Requirement - Below is some material; transcribe all of it exactly.

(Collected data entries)
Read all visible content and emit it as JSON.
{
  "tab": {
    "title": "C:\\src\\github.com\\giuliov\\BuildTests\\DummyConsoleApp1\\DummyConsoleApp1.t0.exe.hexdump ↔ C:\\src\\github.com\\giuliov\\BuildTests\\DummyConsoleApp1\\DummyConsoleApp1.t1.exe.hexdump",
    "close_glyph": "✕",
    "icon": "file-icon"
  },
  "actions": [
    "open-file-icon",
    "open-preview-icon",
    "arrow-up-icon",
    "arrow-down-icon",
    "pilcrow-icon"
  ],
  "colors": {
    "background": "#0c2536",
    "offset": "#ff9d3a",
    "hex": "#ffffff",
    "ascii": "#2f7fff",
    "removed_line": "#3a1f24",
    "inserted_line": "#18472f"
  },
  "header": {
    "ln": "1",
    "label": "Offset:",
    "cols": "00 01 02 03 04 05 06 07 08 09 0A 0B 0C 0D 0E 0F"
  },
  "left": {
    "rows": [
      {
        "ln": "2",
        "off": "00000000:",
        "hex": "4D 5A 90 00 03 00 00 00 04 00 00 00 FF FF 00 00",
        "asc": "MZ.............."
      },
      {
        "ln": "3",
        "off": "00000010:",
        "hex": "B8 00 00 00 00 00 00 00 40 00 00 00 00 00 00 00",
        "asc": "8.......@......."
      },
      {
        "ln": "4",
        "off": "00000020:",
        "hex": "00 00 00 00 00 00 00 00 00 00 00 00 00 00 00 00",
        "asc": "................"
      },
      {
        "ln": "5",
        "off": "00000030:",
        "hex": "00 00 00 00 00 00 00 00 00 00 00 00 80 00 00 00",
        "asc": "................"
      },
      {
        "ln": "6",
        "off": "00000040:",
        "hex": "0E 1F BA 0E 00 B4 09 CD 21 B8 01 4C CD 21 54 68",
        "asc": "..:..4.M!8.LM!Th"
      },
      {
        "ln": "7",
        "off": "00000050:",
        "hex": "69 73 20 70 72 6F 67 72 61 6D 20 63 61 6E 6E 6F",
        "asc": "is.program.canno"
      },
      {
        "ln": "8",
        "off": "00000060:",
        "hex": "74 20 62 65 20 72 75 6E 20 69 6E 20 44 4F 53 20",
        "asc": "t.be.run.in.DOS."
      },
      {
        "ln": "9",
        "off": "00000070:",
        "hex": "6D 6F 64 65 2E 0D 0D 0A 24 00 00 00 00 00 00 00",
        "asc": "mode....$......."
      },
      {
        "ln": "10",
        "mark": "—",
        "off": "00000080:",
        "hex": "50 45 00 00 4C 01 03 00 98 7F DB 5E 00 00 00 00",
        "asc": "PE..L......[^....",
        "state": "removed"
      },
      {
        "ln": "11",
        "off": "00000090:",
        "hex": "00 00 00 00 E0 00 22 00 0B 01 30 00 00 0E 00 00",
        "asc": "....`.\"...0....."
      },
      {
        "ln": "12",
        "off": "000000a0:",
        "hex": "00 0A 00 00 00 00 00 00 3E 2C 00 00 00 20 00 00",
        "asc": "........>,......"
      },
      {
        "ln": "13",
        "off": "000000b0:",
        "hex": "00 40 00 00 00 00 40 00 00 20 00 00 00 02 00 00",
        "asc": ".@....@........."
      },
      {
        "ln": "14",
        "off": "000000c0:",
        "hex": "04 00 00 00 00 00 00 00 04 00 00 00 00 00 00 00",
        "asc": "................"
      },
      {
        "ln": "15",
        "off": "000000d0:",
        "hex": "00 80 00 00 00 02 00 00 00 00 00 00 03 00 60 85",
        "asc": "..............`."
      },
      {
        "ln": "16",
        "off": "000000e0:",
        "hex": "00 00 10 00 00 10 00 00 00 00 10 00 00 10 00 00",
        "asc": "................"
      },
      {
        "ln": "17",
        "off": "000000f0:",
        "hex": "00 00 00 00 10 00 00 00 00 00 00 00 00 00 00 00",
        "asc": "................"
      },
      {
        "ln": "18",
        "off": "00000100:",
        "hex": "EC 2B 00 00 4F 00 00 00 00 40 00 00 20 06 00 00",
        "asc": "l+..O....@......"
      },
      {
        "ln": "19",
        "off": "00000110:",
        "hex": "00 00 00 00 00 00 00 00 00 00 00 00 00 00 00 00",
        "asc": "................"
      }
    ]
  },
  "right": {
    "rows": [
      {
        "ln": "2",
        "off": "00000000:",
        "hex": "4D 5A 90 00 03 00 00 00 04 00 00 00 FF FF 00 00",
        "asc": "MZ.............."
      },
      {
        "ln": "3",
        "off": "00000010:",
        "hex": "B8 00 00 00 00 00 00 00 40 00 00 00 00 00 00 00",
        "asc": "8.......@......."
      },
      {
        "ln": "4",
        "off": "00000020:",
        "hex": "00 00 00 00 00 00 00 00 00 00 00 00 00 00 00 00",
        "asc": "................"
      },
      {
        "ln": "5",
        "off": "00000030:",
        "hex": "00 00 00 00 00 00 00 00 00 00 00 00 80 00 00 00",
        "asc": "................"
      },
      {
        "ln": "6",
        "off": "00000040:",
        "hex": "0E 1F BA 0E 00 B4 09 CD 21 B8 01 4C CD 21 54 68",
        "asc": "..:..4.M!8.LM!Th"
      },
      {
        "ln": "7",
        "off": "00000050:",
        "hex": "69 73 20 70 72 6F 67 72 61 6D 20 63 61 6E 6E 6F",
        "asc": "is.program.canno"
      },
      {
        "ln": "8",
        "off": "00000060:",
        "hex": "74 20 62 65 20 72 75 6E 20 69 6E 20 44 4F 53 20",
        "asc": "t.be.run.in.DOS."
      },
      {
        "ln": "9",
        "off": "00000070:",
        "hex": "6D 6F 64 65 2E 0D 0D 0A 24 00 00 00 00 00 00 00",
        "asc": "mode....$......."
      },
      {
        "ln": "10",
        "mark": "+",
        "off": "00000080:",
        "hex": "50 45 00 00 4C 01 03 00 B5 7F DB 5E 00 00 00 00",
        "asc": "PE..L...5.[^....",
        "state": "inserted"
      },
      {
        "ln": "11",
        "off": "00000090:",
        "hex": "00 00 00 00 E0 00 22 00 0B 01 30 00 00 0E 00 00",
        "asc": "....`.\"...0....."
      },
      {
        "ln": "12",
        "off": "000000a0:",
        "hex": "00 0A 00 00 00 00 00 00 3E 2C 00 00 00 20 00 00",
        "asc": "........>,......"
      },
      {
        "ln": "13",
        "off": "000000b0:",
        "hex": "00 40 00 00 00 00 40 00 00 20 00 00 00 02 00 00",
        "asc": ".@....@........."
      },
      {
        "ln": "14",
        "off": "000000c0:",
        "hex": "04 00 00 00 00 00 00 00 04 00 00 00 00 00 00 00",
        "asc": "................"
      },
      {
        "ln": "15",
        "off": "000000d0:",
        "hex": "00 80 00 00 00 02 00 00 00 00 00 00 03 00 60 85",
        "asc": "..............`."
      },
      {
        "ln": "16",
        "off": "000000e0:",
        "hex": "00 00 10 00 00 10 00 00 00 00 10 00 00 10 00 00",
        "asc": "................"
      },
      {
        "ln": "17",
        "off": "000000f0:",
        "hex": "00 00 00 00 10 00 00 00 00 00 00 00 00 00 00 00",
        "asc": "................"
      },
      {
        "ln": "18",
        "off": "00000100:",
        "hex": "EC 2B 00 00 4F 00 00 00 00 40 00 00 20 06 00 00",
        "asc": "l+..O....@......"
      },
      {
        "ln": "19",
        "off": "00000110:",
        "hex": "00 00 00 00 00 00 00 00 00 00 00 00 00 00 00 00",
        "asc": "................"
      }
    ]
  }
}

Written solution -
Read all visible content and emit it as JSON.
{
  "tab": {
    "title": "C:\\src\\github.com\\giuliov\\BuildTests\\DummyConsoleApp1\\DummyConsoleApp1.t0.exe.hexdump ↔ C:\\src\\github.com\\giuliov\\BuildTests\\DummyConsoleApp1\\DummyConsoleApp1.t1.exe.hexdump",
    "close_glyph": "✕",
    "icon": "file-icon"
  },
  "actions": [
    "open-file-icon",
    "open-preview-icon",
    "arrow-up-icon",
    "arrow-down-icon",
    "pilcrow-icon"
  ],
  "colors": {
    "background": "#0c2536",
    "offset": "#ff9d3a",
    "hex": "#ffffff",
    "ascii": "#2f7fff",
    "removed_line": "#3a1f24",
    "inserted_line": "#18472f"
  },
  "header": {
    "ln": "1",
    "label": "Offset:",
    "cols": "00 01 02 03 04 05 06 07 08 09 0A 0B 0C 0D 0E 0F"
  },
  "left": {
    "rows": [
      {
        "ln": "2",
        "off": "00000000:",
        "hex": "4D 5A 90 00 03 00 00 00 04 00 00 00 FF FF 00 00",
        "asc": "MZ.............."
      },
      {
        "ln": "3",
        "off": "00000010:",
        "hex": "B8 00 00 00 00 00 00 00 40 00 00 00 00 00 00 00",
        "asc": "8.......@......."
      },
      {
        "ln": "4",
        "off": "00000020:",
        "hex": "00 00 00 00 00 00 00 00 00 00 00 00 00 00 00 00",
        "asc": "................"
      },
      {
        "ln": "5",
        "off": "00000030:",
        "hex": "00 00 00 00 00 00 00 00 00 00 00 00 80 00 00 00",
        "asc": "................"
      },
      {
        "ln": "6",
        "off": "00000040:",
        "hex": "0E 1F BA 0E 00 B4 09 CD 21 B8 01 4C CD 21 54 68",
        "asc": "..:..4.M!8.LM!Th"
      },
      {
        "ln": "7",
        "off": "00000050:",
        "hex": "69 73 20 70 72 6F 67 72 61 6D 20 63 61 6E 6E 6F",
        "asc": "is.program.canno"
      },
      {
        "ln": "8",
        "off": "00000060:",
        "hex": "74 20 62 65 20 72 75 6E 20 69 6E 20 44 4F 53 20",
        "asc": "t.be.run.in.DOS."
      },
      {
        "ln": "9",
        "off": "00000070:",
        "hex": "6D 6F 64 65 2E 0D 0D 0A 24 00 00 00 00 00 00 00",
        "asc": "mode....$......."
      },
      {
        "ln": "10",
        "mark": "—",
        "off": "00000080:",
        "hex": "50 45 00 00 4C 01 03 00 98 7F DB 5E 00 00 00 00",
        "asc": "PE..L......[^....",
        "state": "removed"
      },
      {
        "ln": "11",
        "off": "00000090:",
        "hex": "00 00 00 00 E0 00 22 00 0B 01 30 00 00 0E 00 00",
        "asc": "....`.\"...0....."
      },
      {
        "ln": "12",
        "off": "000000a0:",
        "hex": "00 0A 00 00 00 00 00 00 3E 2C 00 00 00 20 00 00",
        "asc": "........>,......"
      },
      {
        "ln": "13",
        "off": "000000b0:",
        "hex": "00 40 00 00 00 00 40 00 00 20 00 00 00 02 00 00",
        "asc": ".@....@........."
      },
      {
        "ln": "14",
        "off": "000000c0:",
        "hex": "04 00 00 00 00 00 00 00 04 00 00 00 00 00 00 00",
        "asc": "................"
      },
      {
        "ln": "15",
        "off": "000000d0:",
        "hex": "00 80 00 00 00 02 00 00 00 00 00 00 03 00 60 85",
        "asc": "..............`."
      },
      {
        "ln": "16",
        "off": "000000e0:",
        "hex": "00 00 10 00 00 10 00 00 00 00 10 00 00 10 00 00",
        "asc": "................"
      },
      {
        "ln": "17",
        "off": "000000f0:",
        "hex": "00 00 00 00 10 00 00 00 00 00 00 00 00 00 00 00",
        "asc": "................"
      },
      {
        "ln": "18",
        "off": "00000100:",
        "hex": "EC 2B 00 00 4F 00 00 00 00 40 00 00 20 06 00 00",
        "asc": "l+..O....@......"
      },
      {
        "ln": "19",
        "off": "00000110:",
        "hex": "00 00 00 00 00 00 00 00 00 00 00 00 00 00 00 00",
        "asc": "................"
      }
    ]
  },
  "right": {
    "rows": [
      {
        "ln": "2",
        "off": "00000000:",
        "hex": "4D 5A 90 00 03 00 00 00 04 00 00 00 FF FF 00 00",
        "asc": "MZ.............."
      },
      {
        "ln": "3",
        "off": "00000010:",
        "hex": "B8 00 00 00 00 00 00 00 40 00 00 00 00 00 00 00",
        "asc": "8.......@......."
      },
      {
        "ln": "4",
        "off": "00000020:",
        "hex": "00 00 00 00 00 00 00 00 00 00 00 00 00 00 00 00",
        "asc": "................"
      },
      {
        "ln": "5",
        "off": "00000030:",
        "hex": "00 00 00 00 00 00 00 00 00 00 00 00 80 00 00 00",
        "asc": "................"
      },
      {
        "ln": "6",
        "off": "00000040:",
        "hex": "0E 1F BA 0E 00 B4 09 CD 21 B8 01 4C CD 21 54 68",
        "asc": "..:..4.M!8.LM!Th"
      },
      {
        "ln": "7",
        "off": "00000050:",
        "hex": "69 73 20 70 72 6F 67 72 61 6D 20 63 61 6E 6E 6F",
        "asc": "is.program.canno"
      },
      {
        "ln": "8",
        "off": "00000060:",
        "hex": "74 20 62 65 20 72 75 6E 20 69 6E 20 44 4F 53 20",
        "asc": "t.be.run.in.DOS."
      },
      {
        "ln": "9",
        "off": "00000070:",
        "hex": "6D 6F 64 65 2E 0D 0D 0A 24 00 00 00 00 00 00 00",
        "asc": "mode....$......."
      },
      {
        "ln": "10",
        "mark": "+",
        "off": "00000080:",
        "hex": "50 45 00 00 4C 01 03 00 B5 7F DB 5E 00 00 00 00",
        "asc": "PE..L...5.[^....",
        "state": "inserted"
      },
      {
        "ln": "11",
        "off": "00000090:",
        "hex": "00 00 00 00 E0 00 22 00 0B 01 30 00 00 0E 00 00",
        "asc": "....`.\"...0....."
      },
      {
        "ln": "12",
        "off": "000000a0:",
        "hex": "00 0A 00 00 00 00 00 00 3E 2C 00 00 00 20 00 00",
        "asc": "........>,......"
      },
      {
        "ln": "13",
        "off": "000000b0:",
        "hex": "00 40 00 00 00 00 40 00 00 20 00 00 00 02 00 00",
        "asc": ".@....@........."
      },
      {
        "ln": "14",
        "off": "000000c0:",
        "hex": "04 00 00 00 00 00 00 00 04 00 00 00 00 00 00 00",
        "asc": "................"
      },
      {
        "ln": "15",
        "off": "000000d0:",
        "hex": "00 80 00 00 00 02 00 00 00 00 00 00 03 00 60 85",
        "asc": "..............`."
      },
      {
        "ln": "16",
        "off": "000000e0:",
        "hex": "00 00 10 00 00 10 00 00 00 00 10 00 00 10 00 00",
        "asc": "................"
      },
      {
        "ln": "17",
        "off": "000000f0:",
        "hex": "00 00 00 00 10 00 00 00 00 00 00 00 00 00 00 00",
        "asc": "................"
      },
      {
        "ln": "18",
        "off": "00000100:",
        "hex": "EC 2B 00 00 4F 00 00 00 00 40 00 00 20 06 00 00",
        "asc": "l+..O....@......"
      },
      {
        "ln": "19",
        "off": "00000110:",
        "hex": "00 00 00 00 00 00 00 00 00 00 00 00 00 00 00 00",
        "asc": "................"
      }
    ]
  }
}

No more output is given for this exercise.